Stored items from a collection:
** START **
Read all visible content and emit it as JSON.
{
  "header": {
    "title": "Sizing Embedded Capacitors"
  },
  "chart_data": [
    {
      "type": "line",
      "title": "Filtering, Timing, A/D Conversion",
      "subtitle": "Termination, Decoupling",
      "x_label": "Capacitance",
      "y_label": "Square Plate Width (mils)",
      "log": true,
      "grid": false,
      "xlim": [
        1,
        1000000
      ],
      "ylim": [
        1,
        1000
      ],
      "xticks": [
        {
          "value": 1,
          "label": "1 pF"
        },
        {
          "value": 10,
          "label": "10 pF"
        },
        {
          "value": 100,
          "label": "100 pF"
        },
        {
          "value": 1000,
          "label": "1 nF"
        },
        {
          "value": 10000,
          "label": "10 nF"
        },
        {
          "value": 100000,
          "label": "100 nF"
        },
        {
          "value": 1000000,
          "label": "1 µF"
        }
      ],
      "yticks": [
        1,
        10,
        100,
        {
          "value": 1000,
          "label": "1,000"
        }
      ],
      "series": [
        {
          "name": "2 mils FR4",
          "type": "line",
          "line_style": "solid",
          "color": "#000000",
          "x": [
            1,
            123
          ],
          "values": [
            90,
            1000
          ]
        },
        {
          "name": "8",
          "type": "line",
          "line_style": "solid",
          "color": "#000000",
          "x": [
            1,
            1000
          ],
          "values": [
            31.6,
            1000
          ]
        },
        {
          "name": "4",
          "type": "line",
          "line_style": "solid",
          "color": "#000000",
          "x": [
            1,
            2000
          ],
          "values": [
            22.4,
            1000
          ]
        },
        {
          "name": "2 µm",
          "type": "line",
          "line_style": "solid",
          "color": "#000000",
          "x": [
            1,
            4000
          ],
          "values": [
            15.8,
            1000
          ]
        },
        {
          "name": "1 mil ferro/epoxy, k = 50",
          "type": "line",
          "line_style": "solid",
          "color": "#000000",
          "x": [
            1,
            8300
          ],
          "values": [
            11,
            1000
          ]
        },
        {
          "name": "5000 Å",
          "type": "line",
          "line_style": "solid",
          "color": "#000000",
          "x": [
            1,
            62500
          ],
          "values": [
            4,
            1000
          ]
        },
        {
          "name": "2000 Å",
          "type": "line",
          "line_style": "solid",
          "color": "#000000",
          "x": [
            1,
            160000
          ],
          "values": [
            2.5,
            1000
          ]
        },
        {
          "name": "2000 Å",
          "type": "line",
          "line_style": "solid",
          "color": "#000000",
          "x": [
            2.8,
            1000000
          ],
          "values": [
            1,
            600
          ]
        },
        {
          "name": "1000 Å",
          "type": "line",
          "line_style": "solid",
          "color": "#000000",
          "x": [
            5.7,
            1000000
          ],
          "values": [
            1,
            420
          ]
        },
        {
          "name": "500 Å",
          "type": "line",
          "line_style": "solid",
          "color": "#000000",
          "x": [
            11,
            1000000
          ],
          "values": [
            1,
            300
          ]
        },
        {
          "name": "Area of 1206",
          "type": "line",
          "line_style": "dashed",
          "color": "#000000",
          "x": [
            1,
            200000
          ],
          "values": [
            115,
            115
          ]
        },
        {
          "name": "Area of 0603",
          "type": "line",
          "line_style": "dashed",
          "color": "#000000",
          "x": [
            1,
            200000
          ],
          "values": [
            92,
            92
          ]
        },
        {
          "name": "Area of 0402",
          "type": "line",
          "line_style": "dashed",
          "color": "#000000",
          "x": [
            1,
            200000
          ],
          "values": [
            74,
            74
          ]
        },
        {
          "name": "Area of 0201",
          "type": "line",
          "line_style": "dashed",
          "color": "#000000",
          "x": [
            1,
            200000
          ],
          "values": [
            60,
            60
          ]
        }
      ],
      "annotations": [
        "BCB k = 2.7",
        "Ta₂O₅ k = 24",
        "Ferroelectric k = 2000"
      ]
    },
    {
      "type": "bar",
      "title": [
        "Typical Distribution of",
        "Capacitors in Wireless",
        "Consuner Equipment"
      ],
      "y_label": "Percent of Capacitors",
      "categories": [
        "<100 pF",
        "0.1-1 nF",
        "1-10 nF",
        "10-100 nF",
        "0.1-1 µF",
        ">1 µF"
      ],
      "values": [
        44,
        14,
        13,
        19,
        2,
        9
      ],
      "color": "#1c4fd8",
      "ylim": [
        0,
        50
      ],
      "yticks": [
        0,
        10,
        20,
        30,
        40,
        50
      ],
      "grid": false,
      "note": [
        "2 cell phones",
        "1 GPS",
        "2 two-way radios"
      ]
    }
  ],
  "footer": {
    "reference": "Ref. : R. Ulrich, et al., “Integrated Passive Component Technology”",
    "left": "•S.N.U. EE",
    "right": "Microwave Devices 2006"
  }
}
** END **
(SHORT EXERCISE)
Show all lines from the records above where the word "Capacitors" occurs.

(THE COMPLETED TASK)
    "title": "Sizing Embedded Capacitors"
        "Capacitors in Wireless",
      "y_label": "Percent of Capacitors",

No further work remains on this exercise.